#### TASK INPUTS ####
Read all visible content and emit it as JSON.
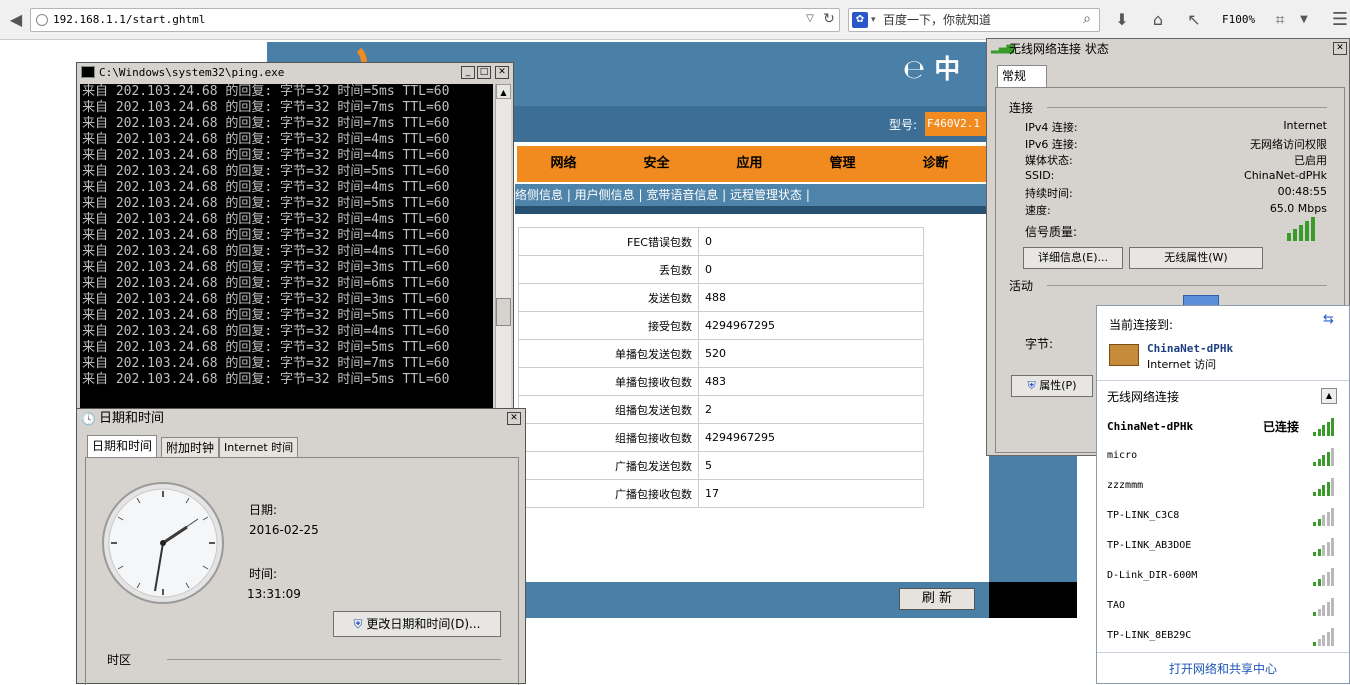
{
  "browser": {
    "url": "192.168.1.1/start.ghtml",
    "search_placeholder": "百度一下，你就知道",
    "zoom": "F100%"
  },
  "router": {
    "model_label": "型号:",
    "model_value": "F460V2.1",
    "nav": [
      "网络",
      "安全",
      "应用",
      "管理",
      "诊断"
    ],
    "subnav": "络侧信息 | 用户侧信息 | 宽带语音信息 | 远程管理状态 |",
    "rows": [
      {
        "label": "FEC错误包数",
        "value": "0"
      },
      {
        "label": "丢包数",
        "value": "0"
      },
      {
        "label": "发送包数",
        "value": "488"
      },
      {
        "label": "接受包数",
        "value": "4294967295"
      },
      {
        "label": "单播包发送包数",
        "value": "520"
      },
      {
        "label": "单播包接收包数",
        "value": "483"
      },
      {
        "label": "组播包发送包数",
        "value": "2"
      },
      {
        "label": "组播包接收包数",
        "value": "4294967295"
      },
      {
        "label": "广播包发送包数",
        "value": "5"
      },
      {
        "label": "广播包接收包数",
        "value": "17"
      }
    ],
    "refresh_label": "刷 新"
  },
  "ping": {
    "title": "C:\\Windows\\system32\\ping.exe",
    "lines": [
      "来自 202.103.24.68 的回复: 字节=32 时间=5ms TTL=60",
      "来自 202.103.24.68 的回复: 字节=32 时间=7ms TTL=60",
      "来自 202.103.24.68 的回复: 字节=32 时间=7ms TTL=60",
      "来自 202.103.24.68 的回复: 字节=32 时间=4ms TTL=60",
      "来自 202.103.24.68 的回复: 字节=32 时间=4ms TTL=60",
      "来自 202.103.24.68 的回复: 字节=32 时间=5ms TTL=60",
      "来自 202.103.24.68 的回复: 字节=32 时间=4ms TTL=60",
      "来自 202.103.24.68 的回复: 字节=32 时间=5ms TTL=60",
      "来自 202.103.24.68 的回复: 字节=32 时间=4ms TTL=60",
      "来自 202.103.24.68 的回复: 字节=32 时间=4ms TTL=60",
      "来自 202.103.24.68 的回复: 字节=32 时间=4ms TTL=60",
      "来自 202.103.24.68 的回复: 字节=32 时间=3ms TTL=60",
      "来自 202.103.24.68 的回复: 字节=32 时间=6ms TTL=60",
      "来自 202.103.24.68 的回复: 字节=32 时间=3ms TTL=60",
      "来自 202.103.24.68 的回复: 字节=32 时间=5ms TTL=60",
      "来自 202.103.24.68 的回复: 字节=32 时间=4ms TTL=60",
      "来自 202.103.24.68 的回复: 字节=32 时间=5ms TTL=60",
      "来自 202.103.24.68 的回复: 字节=32 时间=7ms TTL=60",
      "来自 202.103.24.68 的回复: 字节=32 时间=5ms TTL=60"
    ]
  },
  "datetime": {
    "title": "日期和时间",
    "tabs": [
      "日期和时间",
      "附加时钟",
      "Internet 时间"
    ],
    "date_label": "日期:",
    "date_value": "2016-02-25",
    "time_label": "时间:",
    "time_value": "13:31:09",
    "change_button": "更改日期和时间(D)...",
    "timezone_label": "时区"
  },
  "wireless_status": {
    "title": "无线网络连接 状态",
    "tab": "常规",
    "connection_label": "连接",
    "fields": [
      {
        "k": "IPv4 连接:",
        "v": "Internet"
      },
      {
        "k": "IPv6 连接:",
        "v": "无网络访问权限"
      },
      {
        "k": "媒体状态:",
        "v": "已启用"
      },
      {
        "k": "SSID:",
        "v": "ChinaNet-dPHk"
      },
      {
        "k": "持续时间:",
        "v": "00:48:55"
      },
      {
        "k": "速度:",
        "v": "65.0 Mbps"
      }
    ],
    "signal_label": "信号质量:",
    "details_button": "详细信息(E)...",
    "props_button": "无线属性(W)",
    "activity_label": "活动",
    "bytes_label": "字节:",
    "properties_button": "属性(P)"
  },
  "wifi_flyout": {
    "current_label": "当前连接到:",
    "current_name": "ChinaNet-dPHk",
    "current_access": "Internet 访问",
    "section_label": "无线网络连接",
    "connected_label": "已连接",
    "networks": [
      {
        "name": "ChinaNet-dPHk",
        "strength": 5
      },
      {
        "name": "micro",
        "strength": 4
      },
      {
        "name": "zzzmmm",
        "strength": 4
      },
      {
        "name": "TP-LINK_C3C8",
        "strength": 2
      },
      {
        "name": "TP-LINK_AB3DOE",
        "strength": 2
      },
      {
        "name": "D-Link_DIR-600M",
        "strength": 2
      },
      {
        "name": "TAO",
        "strength": 1
      },
      {
        "name": "TP-LINK_8EB29C",
        "strength": 1
      }
    ],
    "open_center": "打开网络和共享中心"
  }
}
####
TASK TO CARRY OUT: Return the records exactly. Don't carry the pictures over.

WRITTEN ANSWER:
Read all visible content and emit it as JSON.
{
  "browser": {
    "url": "192.168.1.1/start.ghtml",
    "search_placeholder": "百度一下，你就知道",
    "zoom": "F100%"
  },
  "router": {
    "model_label": "型号:",
    "model_value": "F460V2.1",
    "nav": [
      "网络",
      "安全",
      "应用",
      "管理",
      "诊断"
    ],
    "subnav": "络侧信息 | 用户侧信息 | 宽带语音信息 | 远程管理状态 |",
    "rows": [
      {
        "label": "FEC错误包数",
        "value": "0"
      },
      {
        "label": "丢包数",
        "value": "0"
      },
      {
        "label": "发送包数",
        "value": "488"
      },
      {
        "label": "接受包数",
        "value": "4294967295"
      },
      {
        "label": "单播包发送包数",
        "value": "520"
      },
      {
        "label": "单播包接收包数",
        "value": "483"
      },
      {
        "label": "组播包发送包数",
        "value": "2"
      },
      {
        "label": "组播包接收包数",
        "value": "4294967295"
      },
      {
        "label": "广播包发送包数",
        "value": "5"
      },
      {
        "label": "广播包接收包数",
        "value": "17"
      }
    ],
    "refresh_label": "刷 新"
  },
  "ping": {
    "title": "C:\\Windows\\system32\\ping.exe",
    "lines": [
      "来自 202.103.24.68 的回复: 字节=32 时间=5ms TTL=60",
      "来自 202.103.24.68 的回复: 字节=32 时间=7ms TTL=60",
      "来自 202.103.24.68 的回复: 字节=32 时间=7ms TTL=60",
      "来自 202.103.24.68 的回复: 字节=32 时间=4ms TTL=60",
      "来自 202.103.24.68 的回复: 字节=32 时间=4ms TTL=60",
      "来自 202.103.24.68 的回复: 字节=32 时间=5ms TTL=60",
      "来自 202.103.24.68 的回复: 字节=32 时间=4ms TTL=60",
      "来自 202.103.24.68 的回复: 字节=32 时间=5ms TTL=60",
      "来自 202.103.24.68 的回复: 字节=32 时间=4ms TTL=60",
      "来自 202.103.24.68 的回复: 字节=32 时间=4ms TTL=60",
      "来自 202.103.24.68 的回复: 字节=32 时间=4ms TTL=60",
      "来自 202.103.24.68 的回复: 字节=32 时间=3ms TTL=60",
      "来自 202.103.24.68 的回复: 字节=32 时间=6ms TTL=60",
      "来自 202.103.24.68 的回复: 字节=32 时间=3ms TTL=60",
      "来自 202.103.24.68 的回复: 字节=32 时间=5ms TTL=60",
      "来自 202.103.24.68 的回复: 字节=32 时间=4ms TTL=60",
      "来自 202.103.24.68 的回复: 字节=32 时间=5ms TTL=60",
      "来自 202.103.24.68 的回复: 字节=32 时间=7ms TTL=60",
      "来自 202.103.24.68 的回复: 字节=32 时间=5ms TTL=60"
    ]
  },
  "datetime": {
    "title": "日期和时间",
    "tabs": [
      "日期和时间",
      "附加时钟",
      "Internet 时间"
    ],
    "date_label": "日期:",
    "date_value": "2016-02-25",
    "time_label": "时间:",
    "time_value": "13:31:09",
    "change_button": "更改日期和时间(D)...",
    "timezone_label": "时区"
  },
  "wireless_status": {
    "title": "无线网络连接 状态",
    "tab": "常规",
    "connection_label": "连接",
    "fields": [
      {
        "k": "IPv4 连接:",
        "v": "Internet"
      },
      {
        "k": "IPv6 连接:",
        "v": "无网络访问权限"
      },
      {
        "k": "媒体状态:",
        "v": "已启用"
      },
      {
        "k": "SSID:",
        "v": "ChinaNet-dPHk"
      },
      {
        "k": "持续时间:",
        "v": "00:48:55"
      },
      {
        "k": "速度:",
        "v": "65.0 Mbps"
      }
    ],
    "signal_label": "信号质量:",
    "details_button": "详细信息(E)...",
    "props_button": "无线属性(W)",
    "activity_label": "活动",
    "bytes_label": "字节:",
    "properties_button": "属性(P)"
  },
  "wifi_flyout": {
    "current_label": "当前连接到:",
    "current_name": "ChinaNet-dPHk",
    "current_access": "Internet 访问",
    "section_label": "无线网络连接",
    "connected_label": "已连接",
    "networks": [
      {
        "name": "ChinaNet-dPHk",
        "strength": 5
      },
      {
        "name": "micro",
        "strength": 4
      },
      {
        "name": "zzzmmm",
        "strength": 4
      },
      {
        "name": "TP-LINK_C3C8",
        "strength": 2
      },
      {
        "name": "TP-LINK_AB3DOE",
        "strength": 2
      },
      {
        "name": "D-Link_DIR-600M",
        "strength": 2
      },
      {
        "name": "TAO",
        "strength": 1
      },
      {
        "name": "TP-LINK_8EB29C",
        "strength": 1
      }
    ],
    "open_center": "打开网络和共享中心"
  }
}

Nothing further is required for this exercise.